* Directions for this task:
Copy each line below containing "ozone".

---*---

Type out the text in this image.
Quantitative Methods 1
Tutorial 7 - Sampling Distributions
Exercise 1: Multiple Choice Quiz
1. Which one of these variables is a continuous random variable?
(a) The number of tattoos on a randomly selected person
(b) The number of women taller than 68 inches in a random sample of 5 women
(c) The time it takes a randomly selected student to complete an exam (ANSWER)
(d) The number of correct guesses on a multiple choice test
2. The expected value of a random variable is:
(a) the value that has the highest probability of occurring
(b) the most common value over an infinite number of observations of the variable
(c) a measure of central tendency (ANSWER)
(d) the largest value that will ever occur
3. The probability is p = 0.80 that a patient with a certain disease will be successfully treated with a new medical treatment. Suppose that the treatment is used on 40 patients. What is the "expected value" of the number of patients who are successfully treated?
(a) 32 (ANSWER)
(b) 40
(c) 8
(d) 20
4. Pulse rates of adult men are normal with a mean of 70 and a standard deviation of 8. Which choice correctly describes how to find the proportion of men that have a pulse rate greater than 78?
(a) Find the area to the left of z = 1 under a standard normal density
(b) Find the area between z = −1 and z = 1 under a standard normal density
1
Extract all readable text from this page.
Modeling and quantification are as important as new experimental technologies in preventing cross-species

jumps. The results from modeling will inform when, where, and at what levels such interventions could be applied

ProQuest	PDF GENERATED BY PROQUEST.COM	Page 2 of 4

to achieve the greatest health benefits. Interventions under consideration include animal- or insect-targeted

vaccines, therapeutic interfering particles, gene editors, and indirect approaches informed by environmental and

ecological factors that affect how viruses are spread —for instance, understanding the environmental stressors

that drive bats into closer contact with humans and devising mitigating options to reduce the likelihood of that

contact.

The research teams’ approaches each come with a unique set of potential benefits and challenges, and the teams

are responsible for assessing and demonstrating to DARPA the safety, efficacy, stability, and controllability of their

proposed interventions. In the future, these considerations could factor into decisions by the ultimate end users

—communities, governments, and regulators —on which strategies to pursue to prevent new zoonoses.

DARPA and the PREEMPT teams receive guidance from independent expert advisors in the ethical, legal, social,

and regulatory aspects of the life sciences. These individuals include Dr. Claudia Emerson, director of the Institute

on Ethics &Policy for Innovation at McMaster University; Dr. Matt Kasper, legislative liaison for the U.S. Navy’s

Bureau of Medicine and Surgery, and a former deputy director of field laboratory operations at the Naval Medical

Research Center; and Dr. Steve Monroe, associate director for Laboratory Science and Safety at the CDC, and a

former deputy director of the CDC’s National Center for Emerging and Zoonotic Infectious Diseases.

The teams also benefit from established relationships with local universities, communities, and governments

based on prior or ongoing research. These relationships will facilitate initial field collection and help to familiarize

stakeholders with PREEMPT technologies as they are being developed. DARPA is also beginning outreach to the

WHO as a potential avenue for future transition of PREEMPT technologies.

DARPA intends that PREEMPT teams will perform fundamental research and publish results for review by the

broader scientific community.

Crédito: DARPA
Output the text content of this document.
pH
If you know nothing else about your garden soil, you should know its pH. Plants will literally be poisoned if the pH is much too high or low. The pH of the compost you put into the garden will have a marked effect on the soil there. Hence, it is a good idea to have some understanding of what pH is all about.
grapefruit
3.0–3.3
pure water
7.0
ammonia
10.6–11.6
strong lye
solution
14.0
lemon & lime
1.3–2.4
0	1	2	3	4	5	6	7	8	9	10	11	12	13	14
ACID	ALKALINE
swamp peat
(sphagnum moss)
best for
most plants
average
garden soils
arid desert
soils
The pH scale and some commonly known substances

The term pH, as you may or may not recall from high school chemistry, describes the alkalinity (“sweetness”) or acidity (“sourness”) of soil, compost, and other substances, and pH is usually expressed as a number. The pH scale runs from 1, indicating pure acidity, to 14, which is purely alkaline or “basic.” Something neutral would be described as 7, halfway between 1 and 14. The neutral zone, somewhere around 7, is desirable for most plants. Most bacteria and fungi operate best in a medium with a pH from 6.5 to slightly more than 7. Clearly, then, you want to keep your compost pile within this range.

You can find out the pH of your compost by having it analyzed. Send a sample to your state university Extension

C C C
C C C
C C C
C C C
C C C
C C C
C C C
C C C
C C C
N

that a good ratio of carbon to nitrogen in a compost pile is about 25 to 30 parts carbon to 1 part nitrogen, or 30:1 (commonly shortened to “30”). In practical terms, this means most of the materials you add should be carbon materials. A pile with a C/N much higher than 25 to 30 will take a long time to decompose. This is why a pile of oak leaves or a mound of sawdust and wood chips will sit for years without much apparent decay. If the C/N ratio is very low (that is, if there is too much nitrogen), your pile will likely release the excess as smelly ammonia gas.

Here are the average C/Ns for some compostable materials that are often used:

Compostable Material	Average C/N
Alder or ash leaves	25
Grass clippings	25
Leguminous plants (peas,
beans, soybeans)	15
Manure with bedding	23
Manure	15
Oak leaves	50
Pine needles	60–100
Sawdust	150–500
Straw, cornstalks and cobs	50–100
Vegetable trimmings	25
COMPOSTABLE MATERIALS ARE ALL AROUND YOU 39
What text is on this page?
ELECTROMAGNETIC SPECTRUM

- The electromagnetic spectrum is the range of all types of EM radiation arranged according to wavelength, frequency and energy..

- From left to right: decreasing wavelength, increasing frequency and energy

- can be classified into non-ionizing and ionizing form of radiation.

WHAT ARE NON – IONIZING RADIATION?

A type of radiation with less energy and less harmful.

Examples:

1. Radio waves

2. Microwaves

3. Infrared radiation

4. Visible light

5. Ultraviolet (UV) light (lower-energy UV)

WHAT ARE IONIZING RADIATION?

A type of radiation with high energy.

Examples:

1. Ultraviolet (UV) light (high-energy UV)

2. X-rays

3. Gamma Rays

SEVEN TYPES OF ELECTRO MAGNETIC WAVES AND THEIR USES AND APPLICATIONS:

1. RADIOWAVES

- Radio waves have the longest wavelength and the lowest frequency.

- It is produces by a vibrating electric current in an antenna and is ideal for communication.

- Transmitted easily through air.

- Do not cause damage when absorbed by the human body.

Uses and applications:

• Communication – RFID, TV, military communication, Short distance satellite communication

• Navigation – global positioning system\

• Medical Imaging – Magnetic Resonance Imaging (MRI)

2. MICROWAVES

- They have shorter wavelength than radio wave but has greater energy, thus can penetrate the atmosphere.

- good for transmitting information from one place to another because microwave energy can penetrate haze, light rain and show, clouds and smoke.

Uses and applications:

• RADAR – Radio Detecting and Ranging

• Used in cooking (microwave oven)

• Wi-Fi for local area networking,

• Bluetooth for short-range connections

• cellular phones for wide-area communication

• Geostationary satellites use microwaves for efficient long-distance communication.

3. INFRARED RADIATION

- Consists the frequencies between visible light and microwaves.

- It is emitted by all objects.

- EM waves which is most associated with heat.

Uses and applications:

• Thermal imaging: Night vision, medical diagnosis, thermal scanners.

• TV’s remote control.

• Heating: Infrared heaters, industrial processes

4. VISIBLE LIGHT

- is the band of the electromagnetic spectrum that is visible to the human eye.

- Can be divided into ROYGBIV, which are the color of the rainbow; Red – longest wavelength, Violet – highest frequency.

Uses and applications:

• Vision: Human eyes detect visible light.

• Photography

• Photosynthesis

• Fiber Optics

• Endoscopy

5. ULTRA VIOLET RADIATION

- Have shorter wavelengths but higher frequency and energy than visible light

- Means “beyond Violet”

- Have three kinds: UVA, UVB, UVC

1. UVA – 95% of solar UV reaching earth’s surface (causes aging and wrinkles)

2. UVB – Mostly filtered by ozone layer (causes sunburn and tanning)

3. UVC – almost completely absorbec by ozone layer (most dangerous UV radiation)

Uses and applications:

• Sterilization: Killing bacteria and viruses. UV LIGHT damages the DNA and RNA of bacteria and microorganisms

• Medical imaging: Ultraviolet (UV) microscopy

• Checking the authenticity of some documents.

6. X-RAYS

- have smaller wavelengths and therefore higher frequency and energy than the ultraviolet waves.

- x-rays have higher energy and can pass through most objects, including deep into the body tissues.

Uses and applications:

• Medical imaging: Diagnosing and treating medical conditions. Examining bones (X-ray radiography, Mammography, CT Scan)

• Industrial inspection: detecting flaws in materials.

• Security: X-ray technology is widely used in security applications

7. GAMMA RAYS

---*---

* Task output:
2. UVB – Mostly filtered by ozone layer (causes sunburn and tanning)
3. UVC – almost completely absorbec by ozone layer (most dangerous UV radiation)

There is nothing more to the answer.